* Quoted passage
Content starts

WASHINGTON _ President Barack Obama has ordered a "full review" of alleged Russian meddling in the 2016 elections, but the report may not be made public, a top White House official said Friday.
The report will be finished before Obama leaves office Jan. 20, said the president's adviser for homeland security and counterterrorism, Lisa Monaco, and will be distributed to Congress and some other government agencies.
The issue simmers on Capitol Hill, where legislators on both sides of the aisle have called on the White House to reveal publicly what it knows about alleged Russian meddling in the elections. A handful of Republican legislators plan hearings on the matter in 2017, putting them on a collision course with President-elect Donald Trump, who dismisses reports of foreign hacking and says he wants to work more closely with Russian President Vladimir Putin.
In an unusual coincidence of views, both the Republican chairman and the Democratic ranking member of the House intelligence panel called for more forceful responses to Moscow.

Content ends

* Stored data
Content starts

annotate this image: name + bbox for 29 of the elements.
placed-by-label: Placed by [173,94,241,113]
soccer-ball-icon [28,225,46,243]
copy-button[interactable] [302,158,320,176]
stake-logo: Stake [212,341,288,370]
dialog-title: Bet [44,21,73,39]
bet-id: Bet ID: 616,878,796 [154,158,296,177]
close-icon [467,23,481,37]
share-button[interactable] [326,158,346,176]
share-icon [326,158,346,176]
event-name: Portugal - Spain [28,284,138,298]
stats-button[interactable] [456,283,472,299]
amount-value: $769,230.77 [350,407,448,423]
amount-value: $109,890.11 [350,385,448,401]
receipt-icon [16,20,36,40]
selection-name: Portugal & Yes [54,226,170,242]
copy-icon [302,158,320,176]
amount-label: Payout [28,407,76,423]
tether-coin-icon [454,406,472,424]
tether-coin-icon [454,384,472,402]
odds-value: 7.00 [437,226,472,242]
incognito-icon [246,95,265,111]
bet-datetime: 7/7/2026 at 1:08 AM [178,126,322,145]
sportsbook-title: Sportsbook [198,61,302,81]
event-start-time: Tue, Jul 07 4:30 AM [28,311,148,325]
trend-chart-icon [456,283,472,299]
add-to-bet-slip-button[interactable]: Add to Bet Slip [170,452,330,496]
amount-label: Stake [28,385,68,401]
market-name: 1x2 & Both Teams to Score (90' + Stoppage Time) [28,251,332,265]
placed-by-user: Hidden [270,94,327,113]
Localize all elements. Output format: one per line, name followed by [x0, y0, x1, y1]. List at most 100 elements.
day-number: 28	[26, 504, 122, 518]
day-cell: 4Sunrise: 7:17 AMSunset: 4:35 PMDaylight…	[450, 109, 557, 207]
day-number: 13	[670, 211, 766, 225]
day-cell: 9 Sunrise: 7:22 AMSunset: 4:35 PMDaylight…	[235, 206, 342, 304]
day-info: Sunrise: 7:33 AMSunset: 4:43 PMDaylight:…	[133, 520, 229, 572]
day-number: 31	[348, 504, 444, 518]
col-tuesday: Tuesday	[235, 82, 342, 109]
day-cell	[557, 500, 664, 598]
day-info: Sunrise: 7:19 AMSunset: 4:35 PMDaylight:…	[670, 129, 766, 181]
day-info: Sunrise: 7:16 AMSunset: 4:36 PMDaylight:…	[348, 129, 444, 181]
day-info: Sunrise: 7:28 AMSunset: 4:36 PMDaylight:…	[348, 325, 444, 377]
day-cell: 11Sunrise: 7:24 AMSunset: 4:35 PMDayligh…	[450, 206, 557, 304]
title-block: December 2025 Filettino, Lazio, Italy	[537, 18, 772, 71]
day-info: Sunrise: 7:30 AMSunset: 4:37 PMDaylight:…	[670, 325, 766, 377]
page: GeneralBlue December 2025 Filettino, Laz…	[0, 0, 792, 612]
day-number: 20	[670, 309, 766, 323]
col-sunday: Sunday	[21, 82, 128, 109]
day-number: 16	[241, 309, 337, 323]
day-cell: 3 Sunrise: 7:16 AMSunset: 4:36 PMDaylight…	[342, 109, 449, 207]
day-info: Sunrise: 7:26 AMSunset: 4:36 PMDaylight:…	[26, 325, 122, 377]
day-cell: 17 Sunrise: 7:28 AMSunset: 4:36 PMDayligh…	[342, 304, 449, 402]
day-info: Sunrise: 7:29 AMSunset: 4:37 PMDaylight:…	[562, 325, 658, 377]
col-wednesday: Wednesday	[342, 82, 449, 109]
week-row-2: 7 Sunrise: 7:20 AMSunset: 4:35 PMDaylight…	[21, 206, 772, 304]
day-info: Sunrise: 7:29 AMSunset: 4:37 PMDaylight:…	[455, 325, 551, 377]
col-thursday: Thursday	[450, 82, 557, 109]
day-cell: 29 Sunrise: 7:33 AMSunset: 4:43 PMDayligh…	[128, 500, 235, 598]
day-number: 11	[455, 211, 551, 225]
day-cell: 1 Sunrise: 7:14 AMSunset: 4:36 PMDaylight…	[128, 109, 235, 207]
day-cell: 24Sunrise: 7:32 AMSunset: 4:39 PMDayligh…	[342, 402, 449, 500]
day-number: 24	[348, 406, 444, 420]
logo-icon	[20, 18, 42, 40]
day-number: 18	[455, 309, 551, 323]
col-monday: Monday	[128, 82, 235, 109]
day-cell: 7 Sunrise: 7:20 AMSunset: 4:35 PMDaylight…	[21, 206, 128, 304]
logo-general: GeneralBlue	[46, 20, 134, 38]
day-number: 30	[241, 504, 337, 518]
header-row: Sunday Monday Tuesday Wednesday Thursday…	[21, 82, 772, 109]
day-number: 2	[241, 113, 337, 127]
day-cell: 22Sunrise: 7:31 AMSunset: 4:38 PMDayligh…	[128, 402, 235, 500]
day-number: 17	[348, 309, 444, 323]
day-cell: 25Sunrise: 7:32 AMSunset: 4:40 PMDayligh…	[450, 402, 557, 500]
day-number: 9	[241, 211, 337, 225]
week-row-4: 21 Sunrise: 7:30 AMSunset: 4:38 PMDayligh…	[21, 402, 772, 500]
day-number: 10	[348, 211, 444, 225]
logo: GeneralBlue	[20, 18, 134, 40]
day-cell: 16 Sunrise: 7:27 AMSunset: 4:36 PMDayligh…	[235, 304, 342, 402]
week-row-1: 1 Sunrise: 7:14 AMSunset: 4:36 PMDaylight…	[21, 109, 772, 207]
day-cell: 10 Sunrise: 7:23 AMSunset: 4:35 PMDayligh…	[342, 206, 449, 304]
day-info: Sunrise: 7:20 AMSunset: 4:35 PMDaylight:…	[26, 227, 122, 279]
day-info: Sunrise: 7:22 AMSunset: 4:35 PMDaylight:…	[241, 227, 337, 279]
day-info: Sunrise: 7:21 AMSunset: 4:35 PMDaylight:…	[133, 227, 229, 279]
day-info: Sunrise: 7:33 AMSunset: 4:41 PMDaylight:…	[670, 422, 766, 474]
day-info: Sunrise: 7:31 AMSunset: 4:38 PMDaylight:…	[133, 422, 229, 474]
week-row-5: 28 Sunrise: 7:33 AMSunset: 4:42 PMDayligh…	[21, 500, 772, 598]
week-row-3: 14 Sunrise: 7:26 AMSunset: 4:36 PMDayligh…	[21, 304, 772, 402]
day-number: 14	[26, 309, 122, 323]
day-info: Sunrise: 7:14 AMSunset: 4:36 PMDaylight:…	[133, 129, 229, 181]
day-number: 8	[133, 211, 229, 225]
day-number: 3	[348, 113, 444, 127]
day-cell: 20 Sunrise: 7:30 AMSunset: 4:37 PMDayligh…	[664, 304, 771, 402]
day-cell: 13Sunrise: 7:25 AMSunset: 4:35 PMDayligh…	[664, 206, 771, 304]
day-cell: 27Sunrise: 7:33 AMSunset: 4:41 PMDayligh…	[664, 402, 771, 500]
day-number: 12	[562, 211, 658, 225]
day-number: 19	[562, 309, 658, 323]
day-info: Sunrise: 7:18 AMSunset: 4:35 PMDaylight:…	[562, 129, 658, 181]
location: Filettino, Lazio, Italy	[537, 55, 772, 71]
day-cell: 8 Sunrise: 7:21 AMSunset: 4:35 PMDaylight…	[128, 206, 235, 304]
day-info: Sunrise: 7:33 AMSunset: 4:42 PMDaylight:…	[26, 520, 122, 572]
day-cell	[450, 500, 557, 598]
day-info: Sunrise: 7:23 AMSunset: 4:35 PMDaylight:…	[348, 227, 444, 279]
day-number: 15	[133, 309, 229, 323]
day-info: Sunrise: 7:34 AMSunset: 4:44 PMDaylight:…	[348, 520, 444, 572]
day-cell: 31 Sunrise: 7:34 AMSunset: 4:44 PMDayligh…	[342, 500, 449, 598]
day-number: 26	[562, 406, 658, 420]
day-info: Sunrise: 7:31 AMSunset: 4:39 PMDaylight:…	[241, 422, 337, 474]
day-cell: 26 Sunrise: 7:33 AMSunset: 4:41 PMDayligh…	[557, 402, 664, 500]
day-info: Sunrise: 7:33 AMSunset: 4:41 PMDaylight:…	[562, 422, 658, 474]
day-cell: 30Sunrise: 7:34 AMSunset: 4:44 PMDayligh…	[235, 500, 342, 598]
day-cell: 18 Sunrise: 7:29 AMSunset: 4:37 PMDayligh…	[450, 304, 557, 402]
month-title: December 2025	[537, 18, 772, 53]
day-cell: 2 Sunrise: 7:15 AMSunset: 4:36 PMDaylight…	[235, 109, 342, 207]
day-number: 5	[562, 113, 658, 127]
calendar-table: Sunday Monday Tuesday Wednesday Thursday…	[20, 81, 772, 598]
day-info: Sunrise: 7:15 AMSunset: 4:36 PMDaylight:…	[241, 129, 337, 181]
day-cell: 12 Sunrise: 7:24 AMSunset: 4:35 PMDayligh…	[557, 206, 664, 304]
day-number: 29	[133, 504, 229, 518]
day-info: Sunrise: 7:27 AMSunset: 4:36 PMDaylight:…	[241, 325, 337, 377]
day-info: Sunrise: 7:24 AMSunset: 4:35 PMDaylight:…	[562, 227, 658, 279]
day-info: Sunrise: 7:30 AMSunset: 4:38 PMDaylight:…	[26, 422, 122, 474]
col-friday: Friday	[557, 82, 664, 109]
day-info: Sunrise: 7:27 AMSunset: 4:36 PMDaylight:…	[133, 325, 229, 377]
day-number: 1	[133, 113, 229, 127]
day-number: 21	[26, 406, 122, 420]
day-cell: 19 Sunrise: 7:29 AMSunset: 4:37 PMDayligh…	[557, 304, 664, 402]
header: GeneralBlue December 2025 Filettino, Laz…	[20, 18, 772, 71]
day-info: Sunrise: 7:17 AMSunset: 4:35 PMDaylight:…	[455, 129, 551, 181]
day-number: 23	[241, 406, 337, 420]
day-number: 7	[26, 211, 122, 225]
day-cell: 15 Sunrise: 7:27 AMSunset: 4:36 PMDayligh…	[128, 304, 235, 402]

Content ends

* Task objective
Can you write out everything from "WASHINGTON _ President" down to "official said Friday." in the article on the election meddling review, word for word?

* The answer
WASHINGTON _ President Barack Obama has ordered a "full review" of alleged Russian meddling in the 2016 elections, but the report may not be made public, a top White House official said Friday.